Direction
Give back a single number, the count of lines containing the word "сырье".

(Stored items from a collection)
** BEGIN **

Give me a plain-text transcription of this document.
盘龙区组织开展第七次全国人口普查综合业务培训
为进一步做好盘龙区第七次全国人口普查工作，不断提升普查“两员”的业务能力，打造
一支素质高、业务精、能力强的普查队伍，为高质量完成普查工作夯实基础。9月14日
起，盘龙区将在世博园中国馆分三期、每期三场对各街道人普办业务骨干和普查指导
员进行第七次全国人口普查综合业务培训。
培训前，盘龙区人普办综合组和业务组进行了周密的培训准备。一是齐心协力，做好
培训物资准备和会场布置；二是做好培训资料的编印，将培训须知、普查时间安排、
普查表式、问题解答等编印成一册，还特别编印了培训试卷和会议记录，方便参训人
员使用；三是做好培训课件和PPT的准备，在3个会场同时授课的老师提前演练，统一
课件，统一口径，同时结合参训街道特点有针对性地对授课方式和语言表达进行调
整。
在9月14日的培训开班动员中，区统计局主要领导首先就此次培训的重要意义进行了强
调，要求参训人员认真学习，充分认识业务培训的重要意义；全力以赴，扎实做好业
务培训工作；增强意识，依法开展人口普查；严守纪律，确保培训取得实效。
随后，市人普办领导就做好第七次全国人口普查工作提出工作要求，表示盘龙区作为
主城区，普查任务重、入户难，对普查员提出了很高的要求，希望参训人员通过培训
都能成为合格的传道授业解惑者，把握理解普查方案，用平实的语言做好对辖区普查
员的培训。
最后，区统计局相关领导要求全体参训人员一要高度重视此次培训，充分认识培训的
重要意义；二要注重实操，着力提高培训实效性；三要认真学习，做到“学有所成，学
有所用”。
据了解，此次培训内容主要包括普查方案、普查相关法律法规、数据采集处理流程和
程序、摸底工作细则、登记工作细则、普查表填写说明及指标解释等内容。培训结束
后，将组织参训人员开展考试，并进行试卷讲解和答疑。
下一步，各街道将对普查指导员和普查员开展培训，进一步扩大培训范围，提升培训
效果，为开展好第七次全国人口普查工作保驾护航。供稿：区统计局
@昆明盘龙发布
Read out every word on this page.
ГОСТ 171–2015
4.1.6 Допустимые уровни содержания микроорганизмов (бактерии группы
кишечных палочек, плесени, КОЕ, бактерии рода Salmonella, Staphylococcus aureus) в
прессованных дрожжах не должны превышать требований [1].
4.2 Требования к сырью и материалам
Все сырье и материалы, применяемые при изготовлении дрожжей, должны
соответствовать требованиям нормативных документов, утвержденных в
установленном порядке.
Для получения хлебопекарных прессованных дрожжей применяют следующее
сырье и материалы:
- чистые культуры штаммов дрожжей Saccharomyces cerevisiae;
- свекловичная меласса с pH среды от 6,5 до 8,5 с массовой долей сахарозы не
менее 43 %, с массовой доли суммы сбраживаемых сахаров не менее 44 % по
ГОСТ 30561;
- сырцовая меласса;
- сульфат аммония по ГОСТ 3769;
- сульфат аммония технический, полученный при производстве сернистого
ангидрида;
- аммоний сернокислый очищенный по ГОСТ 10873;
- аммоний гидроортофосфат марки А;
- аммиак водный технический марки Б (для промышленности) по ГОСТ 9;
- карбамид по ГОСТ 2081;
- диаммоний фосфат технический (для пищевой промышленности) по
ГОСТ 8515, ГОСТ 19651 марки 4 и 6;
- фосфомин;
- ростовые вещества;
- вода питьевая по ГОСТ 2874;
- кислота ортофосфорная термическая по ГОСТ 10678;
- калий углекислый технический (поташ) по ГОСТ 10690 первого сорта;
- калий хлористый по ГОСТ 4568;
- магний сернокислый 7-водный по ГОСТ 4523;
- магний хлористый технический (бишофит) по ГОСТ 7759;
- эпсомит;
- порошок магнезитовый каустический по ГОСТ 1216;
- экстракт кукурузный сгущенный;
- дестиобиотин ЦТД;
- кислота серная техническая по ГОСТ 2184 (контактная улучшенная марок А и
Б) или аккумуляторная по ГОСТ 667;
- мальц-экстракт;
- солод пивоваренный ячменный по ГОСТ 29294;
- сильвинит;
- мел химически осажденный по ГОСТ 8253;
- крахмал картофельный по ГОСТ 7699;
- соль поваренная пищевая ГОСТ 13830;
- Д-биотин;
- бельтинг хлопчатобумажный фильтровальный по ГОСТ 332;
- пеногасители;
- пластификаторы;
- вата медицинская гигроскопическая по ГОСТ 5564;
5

** END **

Answer in full
2